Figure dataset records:
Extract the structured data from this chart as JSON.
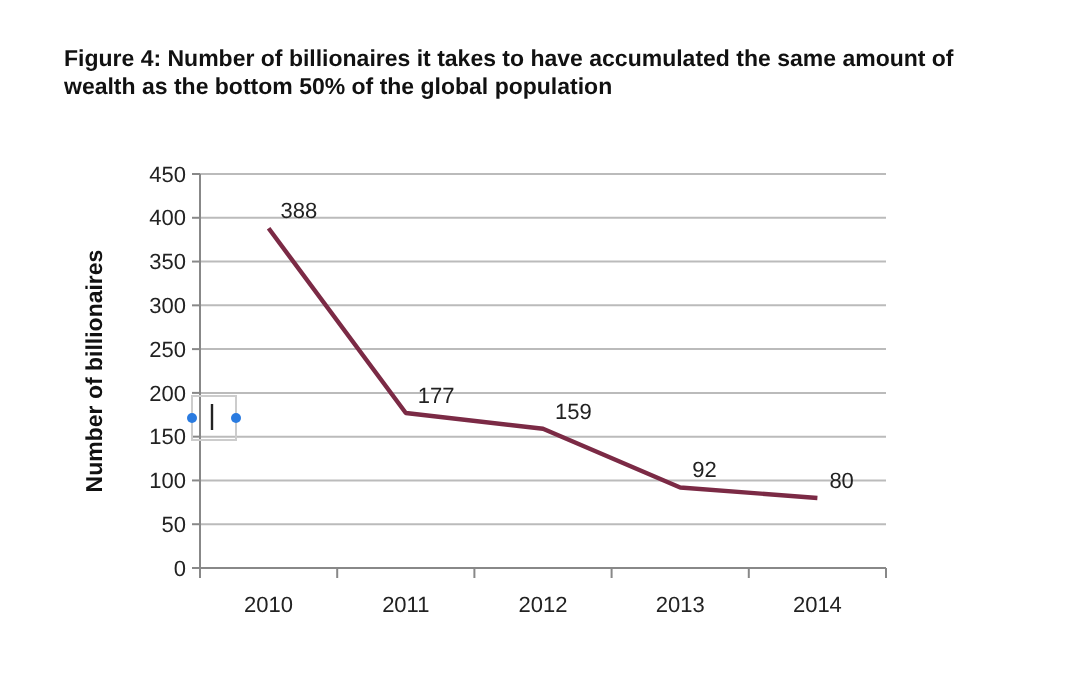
{
  "chart_data": {
    "type": "line",
    "title": "Figure 4: Number of billionaires it takes to have accumulated the same amount of wealth as the bottom 50% of the global population",
    "ylabel": "Number of billionaires",
    "categories": [
      "2010",
      "2011",
      "2012",
      "2013",
      "2014"
    ],
    "series": [
      {
        "color": "#7b2a45",
        "values": [
          388,
          177,
          159,
          92,
          80
        ]
      }
    ],
    "ylim": [
      0,
      450
    ],
    "yticks": [
      0,
      50,
      100,
      150,
      200,
      250,
      300,
      350,
      400,
      450
    ],
    "grid": "y",
    "data_labels": true,
    "marker": "none",
    "line_style": "solid"
  }
}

## Required task
Gather each line in these records that contains the string "billionaires".

## Full answer
    "title": "Figure 4: Number of billionaires it takes to have accumulated the same amount of wealth as the bottom 50% of the global population",
    "ylabel": "Number of billionaires",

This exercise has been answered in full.